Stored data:
┄┄┄┄┄┄

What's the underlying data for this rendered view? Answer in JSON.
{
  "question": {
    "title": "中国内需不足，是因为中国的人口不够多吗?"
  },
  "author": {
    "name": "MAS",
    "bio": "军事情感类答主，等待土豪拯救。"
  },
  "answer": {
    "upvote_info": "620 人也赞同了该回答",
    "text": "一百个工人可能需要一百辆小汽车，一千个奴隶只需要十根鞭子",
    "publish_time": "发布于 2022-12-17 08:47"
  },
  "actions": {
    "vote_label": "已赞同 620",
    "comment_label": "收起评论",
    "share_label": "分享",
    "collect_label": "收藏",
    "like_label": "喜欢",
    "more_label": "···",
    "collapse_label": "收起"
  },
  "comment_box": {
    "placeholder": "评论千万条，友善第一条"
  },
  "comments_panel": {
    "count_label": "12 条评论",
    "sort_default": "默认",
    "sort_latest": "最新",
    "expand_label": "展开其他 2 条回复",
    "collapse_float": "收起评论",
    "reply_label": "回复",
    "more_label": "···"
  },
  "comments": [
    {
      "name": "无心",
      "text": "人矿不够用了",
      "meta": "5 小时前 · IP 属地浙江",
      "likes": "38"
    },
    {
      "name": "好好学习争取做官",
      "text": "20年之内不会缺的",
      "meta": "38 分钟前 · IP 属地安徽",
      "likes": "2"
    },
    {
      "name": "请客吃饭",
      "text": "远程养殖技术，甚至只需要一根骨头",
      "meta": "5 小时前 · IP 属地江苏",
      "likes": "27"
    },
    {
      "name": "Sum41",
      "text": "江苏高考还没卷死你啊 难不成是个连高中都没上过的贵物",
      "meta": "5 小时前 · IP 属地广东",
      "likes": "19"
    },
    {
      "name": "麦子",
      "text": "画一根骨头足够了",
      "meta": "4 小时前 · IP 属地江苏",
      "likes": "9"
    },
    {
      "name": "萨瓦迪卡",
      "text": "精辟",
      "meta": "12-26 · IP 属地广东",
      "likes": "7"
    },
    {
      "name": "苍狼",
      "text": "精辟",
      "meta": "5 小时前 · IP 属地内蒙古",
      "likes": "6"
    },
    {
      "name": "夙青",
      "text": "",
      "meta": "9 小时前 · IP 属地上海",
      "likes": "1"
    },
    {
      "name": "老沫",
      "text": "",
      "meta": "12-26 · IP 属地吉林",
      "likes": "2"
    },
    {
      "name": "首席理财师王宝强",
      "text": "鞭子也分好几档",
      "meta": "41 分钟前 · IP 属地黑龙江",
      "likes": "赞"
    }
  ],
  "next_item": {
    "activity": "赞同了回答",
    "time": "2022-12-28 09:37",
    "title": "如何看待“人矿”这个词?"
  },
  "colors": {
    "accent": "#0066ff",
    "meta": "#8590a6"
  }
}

┄┄┄┄┄┄

The request:
Search the data above for the word "text", then gather each line in which it appears.

Written answer:
    "text": "一百个工人可能需要一百辆小汽车，一千个奴隶只需要十根鞭子",
      "text": "人矿不够用了",
      "text": "20年之内不会缺的",
      "text": "远程养殖技术，甚至只需要一根骨头",
      "text": "江苏高考还没卷死你啊 难不成是个连高中都没上过的贵物",
      "text": "画一根骨头足够了",
      "text": "精辟",
      "text": "精辟",
      "text": "",
      "text": "",
      "text": "鞭子也分好几档",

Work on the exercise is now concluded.